→ What you need to do
Repeat every record below exactly, omitting any pictures.
========================
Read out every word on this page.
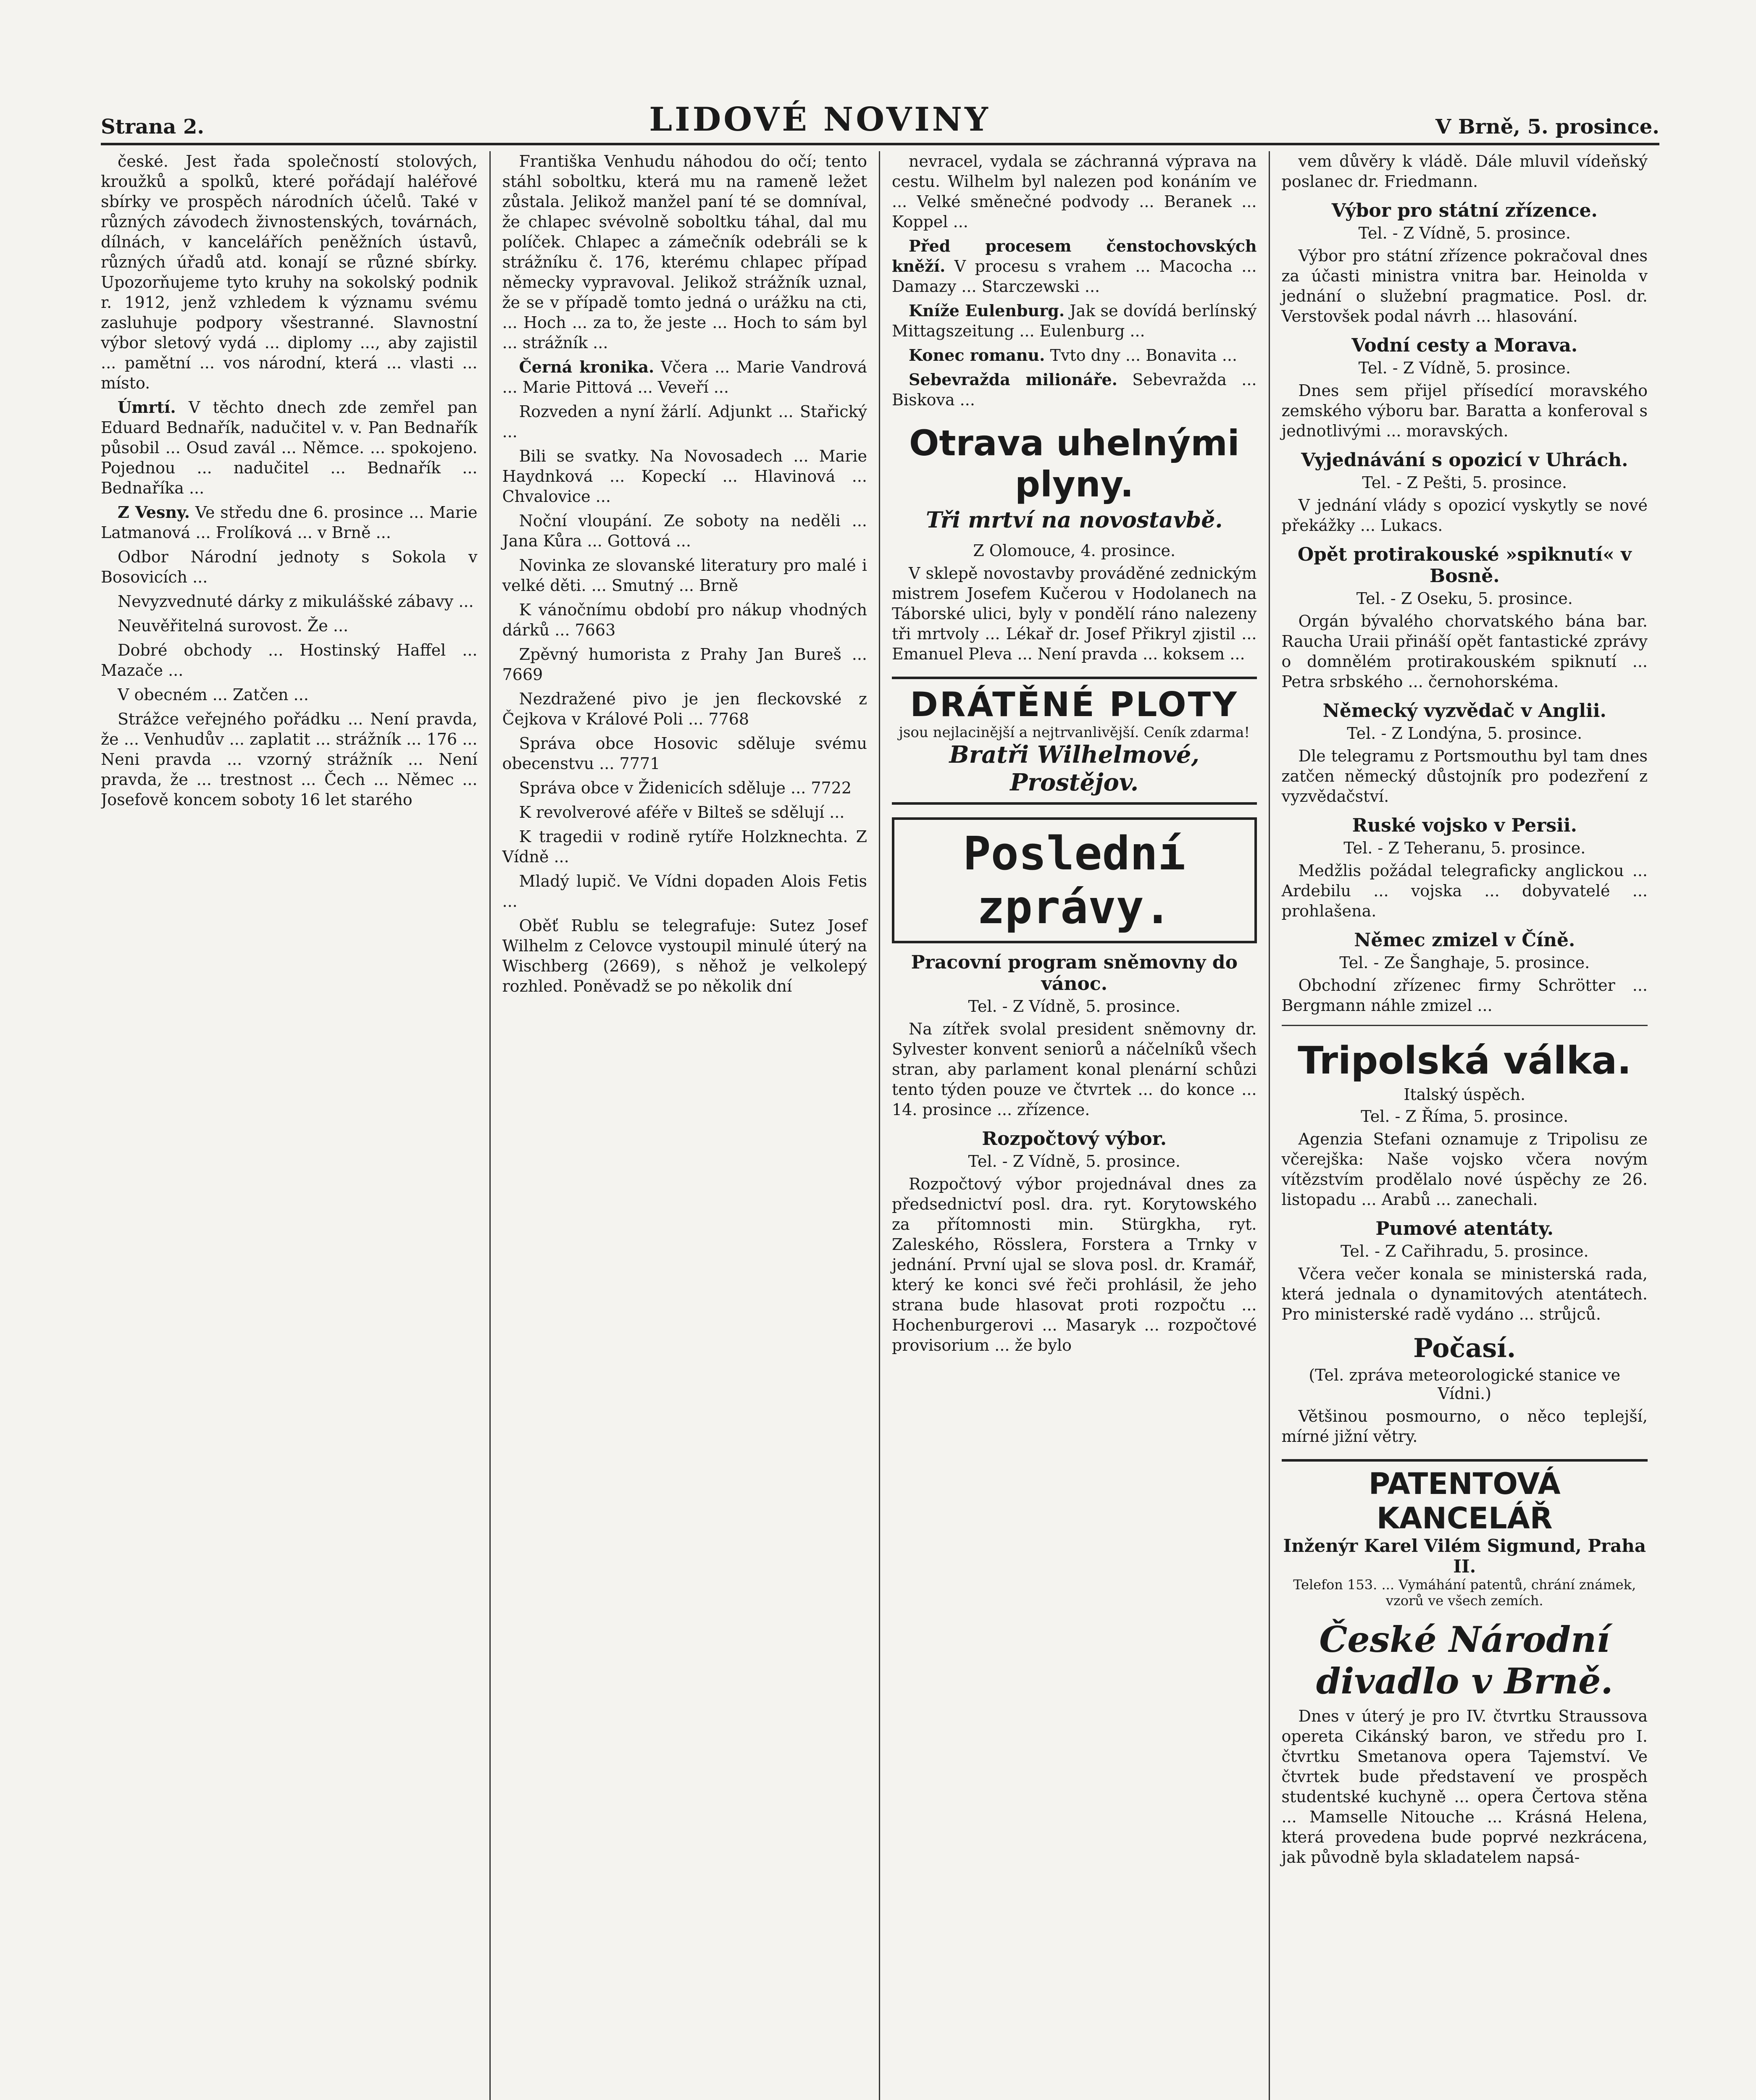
Strana 2.	LIDOVÉ NOVINY	V Brně, 5. prosince.

české. Jest řada společností stolových, kroužků a spolků, které pořádají haléřové sbírky ve prospěch národních účelů. Také v různých závodech živnostenských, továrnách, dílnách, v kancelářích peněžních ústavů, různých úřadů atd. konají se různé sbírky. Upozorňujeme tyto kruhy na sokolský podnik r. 1912, jenž vzhledem k významu svému zasluhuje podpory všestranné. Slavnostní výbor sletový vydá ... diplomy ..., aby zajistil ... pamětní ... vos národní, která ... vlasti ... místo.

Úmrtí. V těchto dnech zde zemřel pan Eduard Bednařík, nadučitel v. v. Pan Bednařík působil ... Osud zavál ... Němce. ... spokojeno. Pojednou ... nadučitel ... Bednařík ... Bednaříka ...

Z Vesny. Ve středu dne 6. prosince ... Marie Latmanová ... Frolíková ... v Brně ...

Odbor Národní jednoty s Sokola v Bosovicích ...

Nevyzvednuté dárky z mikulášské zábavy ...

Neuvěřitelná surovost. Že ...

Dobré obchody ... Hostinský Haffel ... Mazače ...

V obecném ... Zatčen ...

Strážce veřejného pořádku ... Není pravda, že ... Venhudův ... zaplatit ... strážník ... 176 ... Neni pravda ... vzorný strážník ... Není pravda, že ... trestnost ... Čech ... Němec ... Josefově koncem soboty 16 let starého

Františka Venhudu náhodou do očí; tento stáhl soboltku, která mu na rameně ležet zůstala. Jelikož manžel paní té se domníval, že chlapec svévolně soboltku táhal, dal mu políček. Chlapec a zámečník odebráli se k strážníku č. 176, kterému chlapec případ německy vypravoval. Jelikož strážník uznal, že se v případě tomto jedná o urážku na cti, ... Hoch ... za to, že jeste ... Hoch to sám byl ... strážník ...

Černá kronika. Včera ... Marie Vandrová ... Marie Pittová ... Veveří ...

Rozveden a nyní žárlí. Adjunkt ... Stařický ...

Bili se svatky. Na Novosadech ... Marie Haydnková ... Kopeckí ... Hlavinová ... Chvalovice ...

Noční vloupání. Ze soboty na neděli ... Jana Kůra ... Gottová ...

Novinka ze slovanské literatury pro malé i velké děti. ... Smutný ... Brně

K vánočnímu období pro nákup vhodných dárků ... 7663

Zpěvný humorista z Prahy Jan Bureš ... 7669

Nezdražené pivo je jen fleckovské z Čejkova v Králové Poli ... 7768

Správa obce Hosovic sděluje svému obecenstvu ... 7771

Správa obce v Židenicích sděluje ... 7722

K revolverové aféře v Bilteš se sdělují ...

K tragedii v rodině rytíře Holzknechta. Z Vídně ...

Mladý lupič. Ve Vídni dopaden Alois Fetis ...

Oběť Rublu se telegrafuje: Sutez Josef Wilhelm z Celovce vystoupil minulé úterý na Wischberg (2669), s něhož je velkolepý rozhled. Poněvadž se po několik dní

nevracel, vydala se záchranná výprava na cestu. Wilhelm byl nalezen pod konáním ve ... Velké směnečné podvody ... Beranek ... Koppel ...

Před procesem čenstochovských kněží. V procesu s vrahem ... Macocha ... Damazy ... Starczewski ...

Kníže Eulenburg. Jak se dovídá berlínský Mittagszeitung ... Eulenburg ...

Konec romanu. Tvto dny ... Bonavita ...

Sebevražda milionáře. Sebevražda ... Biskova ...

Otrava uhelnými plyny.
Tři mrtví na novostavbě.
Z Olomouce, 4. prosince.

V sklepě novostavby prováděné zednickým mistrem Josefem Kučerou v Hodolanech na Táborské ulici, byly v pondělí ráno nalezeny tři mrtvoly ... Lékař dr. Josef Přikryl zjistil ... Emanuel Pleva ... Není pravda ... koksem ...

DRÁTĚNÉ PLOTY
jsou nejlacinější a nejtrvanlivější. Ceník zdarma!
Bratři Wilhelmové, Prostějov.
Poslední zprávy.
Pracovní program sněmovny do vánoc.
Tel. - Z Vídně, 5. prosince.

Na zítřek svolal president sněmovny dr. Sylvester konvent seniorů a náčelníků všech stran, aby parlament konal plenární schůzi tento týden pouze ve čtvrtek ... do konce ... 14. prosince ... zřízence.

Rozpočtový výbor.
Tel. - Z Vídně, 5. prosince.

Rozpočtový výbor projednával dnes za předsednictví posl. dra. ryt. Korytowského za přítomnosti min. Stürgkha, ryt. Zaleského, Rösslera, Forstera a Trnky v jednání. První ujal se slova posl. dr. Kramář, který ke konci své řeči prohlásil, že jeho strana bude hlasovat proti rozpočtu ... Hochenburgerovi ... Masaryk ... rozpočtové provisorium ... že bylo

vem důvěry k vládě. Dále mluvil vídeňský poslanec dr. Friedmann.

Výbor pro státní zřízence.
Tel. - Z Vídně, 5. prosince.

Výbor pro státní zřízence pokračoval dnes za účasti ministra vnitra bar. Heinolda v jednání o služební pragmatice. Posl. dr. Verstovšek podal návrh ... hlasování.

Vodní cesty a Morava.
Tel. - Z Vídně, 5. prosince.

Dnes sem přijel přísedící moravského zemského výboru bar. Baratta a konferoval s jednotlivými ... moravských.

Vyjednávání s opozicí v Uhrách.
Tel. - Z Pešti, 5. prosince.

V jednání vlády s opozicí vyskytly se nové překážky ... Lukacs.

Opět protirakouské »spiknutí« v Bosně.
Tel. - Z Oseku, 5. prosince.

Orgán bývalého chorvatského bána bar. Raucha Uraii přináší opět fantastické zprávy o domnělém protirakouském spiknutí ... Petra srbského ... černohorskéma.

Německý vyzvědač v Anglii.
Tel. - Z Londýna, 5. prosince.

Dle telegramu z Portsmouthu byl tam dnes zatčen německý důstojník pro podezření z vyzvědačství.

Ruské vojsko v Persii.
Tel. - Z Teheranu, 5. prosince.

Medžlis požádal telegraficky anglickou ... Ardebilu ... vojska ... dobyvatelé ... prohlašena.

Němec zmizel v Číně.
Tel. - Ze Šanghaje, 5. prosince.

Obchodní zřízenec firmy Schrötter ... Bergmann náhle zmizel ...

Tripolská válka.
Italský úspěch.
Tel. - Z Říma, 5. prosince.

Agenzia Stefani oznamuje z Tripolisu ze včerejška: Naše vojsko včera novým vítězstvím prodělalo nové úspěchy ze 26. listopadu ... Arabů ... zanechali.

Pumové atentáty.
Tel. - Z Cařihradu, 5. prosince.

Včera večer konala se ministerská rada, která jednala o dynamitových atentátech. Pro ministerské radě vydáno ... strůjců.

Počasí.
(Tel. zpráva meteorologické stanice ve Vídni.)

Většinou posmourno, o něco teplejší, mírné jižní větry.

PATENTOVÁ KANCELÁŘ
Inženýr Karel Vilém Sigmund, Praha II.
Telefon 153. ... Vymáhání patentů, chrání známek, vzorů ve všech zemích.
České Národní divadlo v Brně.

Dnes v úterý je pro IV. čtvrtku Straussova opereta Cikánský baron, ve středu pro I. čtvrtku Smetanova opera Tajemství. Ve čtvrtek bude představení ve prospěch studentské kuchyně ... opera Čertova stěna ... Mamselle Nitouche ... Krásná Helena, která provedena bude poprvé nezkrácena, jak původně byla skladatelem napsá-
========================
→ Full solution
Read out every word on this page.
Strana 2.	LIDOVÉ NOVINY	V Brně, 5. prosince.

české. Jest řada společností stolových, kroužků a spolků, které pořádají haléřové sbírky ve prospěch národních účelů. Také v různých závodech živnostenských, továrnách, dílnách, v kancelářích peněžních ústavů, různých úřadů atd. konají se různé sbírky. Upozorňujeme tyto kruhy na sokolský podnik r. 1912, jenž vzhledem k významu svému zasluhuje podpory všestranné. Slavnostní výbor sletový vydá ... diplomy ..., aby zajistil ... pamětní ... vos národní, která ... vlasti ... místo.

Úmrtí. V těchto dnech zde zemřel pan Eduard Bednařík, nadučitel v. v. Pan Bednařík působil ... Osud zavál ... Němce. ... spokojeno. Pojednou ... nadučitel ... Bednařík ... Bednaříka ...

Z Vesny. Ve středu dne 6. prosince ... Marie Latmanová ... Frolíková ... v Brně ...

Odbor Národní jednoty s Sokola v Bosovicích ...

Nevyzvednuté dárky z mikulášské zábavy ...

Neuvěřitelná surovost. Že ...

Dobré obchody ... Hostinský Haffel ... Mazače ...

V obecném ... Zatčen ...

Strážce veřejného pořádku ... Není pravda, že ... Venhudův ... zaplatit ... strážník ... 176 ... Neni pravda ... vzorný strážník ... Není pravda, že ... trestnost ... Čech ... Němec ... Josefově koncem soboty 16 let starého

Františka Venhudu náhodou do očí; tento stáhl soboltku, která mu na rameně ležet zůstala. Jelikož manžel paní té se domníval, že chlapec svévolně soboltku táhal, dal mu políček. Chlapec a zámečník odebráli se k strážníku č. 176, kterému chlapec případ německy vypravoval. Jelikož strážník uznal, že se v případě tomto jedná o urážku na cti, ... Hoch ... za to, že jeste ... Hoch to sám byl ... strážník ...

Černá kronika. Včera ... Marie Vandrová ... Marie Pittová ... Veveří ...

Rozveden a nyní žárlí. Adjunkt ... Stařický ...

Bili se svatky. Na Novosadech ... Marie Haydnková ... Kopeckí ... Hlavinová ... Chvalovice ...

Noční vloupání. Ze soboty na neděli ... Jana Kůra ... Gottová ...

Novinka ze slovanské literatury pro malé i velké děti. ... Smutný ... Brně

K vánočnímu období pro nákup vhodných dárků ... 7663

Zpěvný humorista z Prahy Jan Bureš ... 7669

Nezdražené pivo je jen fleckovské z Čejkova v Králové Poli ... 7768

Správa obce Hosovic sděluje svému obecenstvu ... 7771

Správa obce v Židenicích sděluje ... 7722

K revolverové aféře v Bilteš se sdělují ...

K tragedii v rodině rytíře Holzknechta. Z Vídně ...

Mladý lupič. Ve Vídni dopaden Alois Fetis ...

Oběť Rublu se telegrafuje: Sutez Josef Wilhelm z Celovce vystoupil minulé úterý na Wischberg (2669), s něhož je velkolepý rozhled. Poněvadž se po několik dní

nevracel, vydala se záchranná výprava na cestu. Wilhelm byl nalezen pod konáním ve ... Velké směnečné podvody ... Beranek ... Koppel ...

Před procesem čenstochovských kněží. V procesu s vrahem ... Macocha ... Damazy ... Starczewski ...

Kníže Eulenburg. Jak se dovídá berlínský Mittagszeitung ... Eulenburg ...

Konec romanu. Tvto dny ... Bonavita ...

Sebevražda milionáře. Sebevražda ... Biskova ...

Otrava uhelnými plyny.
Tři mrtví na novostavbě.
Z Olomouce, 4. prosince.

V sklepě novostavby prováděné zednickým mistrem Josefem Kučerou v Hodolanech na Táborské ulici, byly v pondělí ráno nalezeny tři mrtvoly ... Lékař dr. Josef Přikryl zjistil ... Emanuel Pleva ... Není pravda ... koksem ...

DRÁTĚNÉ PLOTY
jsou nejlacinější a nejtrvanlivější. Ceník zdarma!
Bratři Wilhelmové, Prostějov.
Poslední zprávy.
Pracovní program sněmovny do vánoc.
Tel. - Z Vídně, 5. prosince.

Na zítřek svolal president sněmovny dr. Sylvester konvent seniorů a náčelníků všech stran, aby parlament konal plenární schůzi tento týden pouze ve čtvrtek ... do konce ... 14. prosince ... zřízence.

Rozpočtový výbor.
Tel. - Z Vídně, 5. prosince.

Rozpočtový výbor projednával dnes za předsednictví posl. dra. ryt. Korytowského za přítomnosti min. Stürgkha, ryt. Zaleského, Rösslera, Forstera a Trnky v jednání. První ujal se slova posl. dr. Kramář, který ke konci své řeči prohlásil, že jeho strana bude hlasovat proti rozpočtu ... Hochenburgerovi ... Masaryk ... rozpočtové provisorium ... že bylo

vem důvěry k vládě. Dále mluvil vídeňský poslanec dr. Friedmann.

Výbor pro státní zřízence.
Tel. - Z Vídně, 5. prosince.

Výbor pro státní zřízence pokračoval dnes za účasti ministra vnitra bar. Heinolda v jednání o služební pragmatice. Posl. dr. Verstovšek podal návrh ... hlasování.

Vodní cesty a Morava.
Tel. - Z Vídně, 5. prosince.

Dnes sem přijel přísedící moravského zemského výboru bar. Baratta a konferoval s jednotlivými ... moravských.

Vyjednávání s opozicí v Uhrách.
Tel. - Z Pešti, 5. prosince.

V jednání vlády s opozicí vyskytly se nové překážky ... Lukacs.

Opět protirakouské »spiknutí« v Bosně.
Tel. - Z Oseku, 5. prosince.

Orgán bývalého chorvatského bána bar. Raucha Uraii přináší opět fantastické zprávy o domnělém protirakouském spiknutí ... Petra srbského ... černohorskéma.

Německý vyzvědač v Anglii.
Tel. - Z Londýna, 5. prosince.

Dle telegramu z Portsmouthu byl tam dnes zatčen německý důstojník pro podezření z vyzvědačství.

Ruské vojsko v Persii.
Tel. - Z Teheranu, 5. prosince.

Medžlis požádal telegraficky anglickou ... Ardebilu ... vojska ... dobyvatelé ... prohlašena.

Němec zmizel v Číně.
Tel. - Ze Šanghaje, 5. prosince.

Obchodní zřízenec firmy Schrötter ... Bergmann náhle zmizel ...

Tripolská válka.
Italský úspěch.
Tel. - Z Říma, 5. prosince.

Agenzia Stefani oznamuje z Tripolisu ze včerejška: Naše vojsko včera novým vítězstvím prodělalo nové úspěchy ze 26. listopadu ... Arabů ... zanechali.

Pumové atentáty.
Tel. - Z Cařihradu, 5. prosince.

Včera večer konala se ministerská rada, která jednala o dynamitových atentátech. Pro ministerské radě vydáno ... strůjců.

Počasí.
(Tel. zpráva meteorologické stanice ve Vídni.)

Většinou posmourno, o něco teplejší, mírné jižní větry.

PATENTOVÁ KANCELÁŘ
Inženýr Karel Vilém Sigmund, Praha II.
Telefon 153. ... Vymáhání patentů, chrání známek, vzorů ve všech zemích.
České Národní divadlo v Brně.

Dnes v úterý je pro IV. čtvrtku Straussova opereta Cikánský baron, ve středu pro I. čtvrtku Smetanova opera Tajemství. Ve čtvrtek bude představení ve prospěch studentské kuchyně ... opera Čertova stěna ... Mamselle Nitouche ... Krásná Helena, která provedena bude poprvé nezkrácena, jak původně byla skladatelem napsá-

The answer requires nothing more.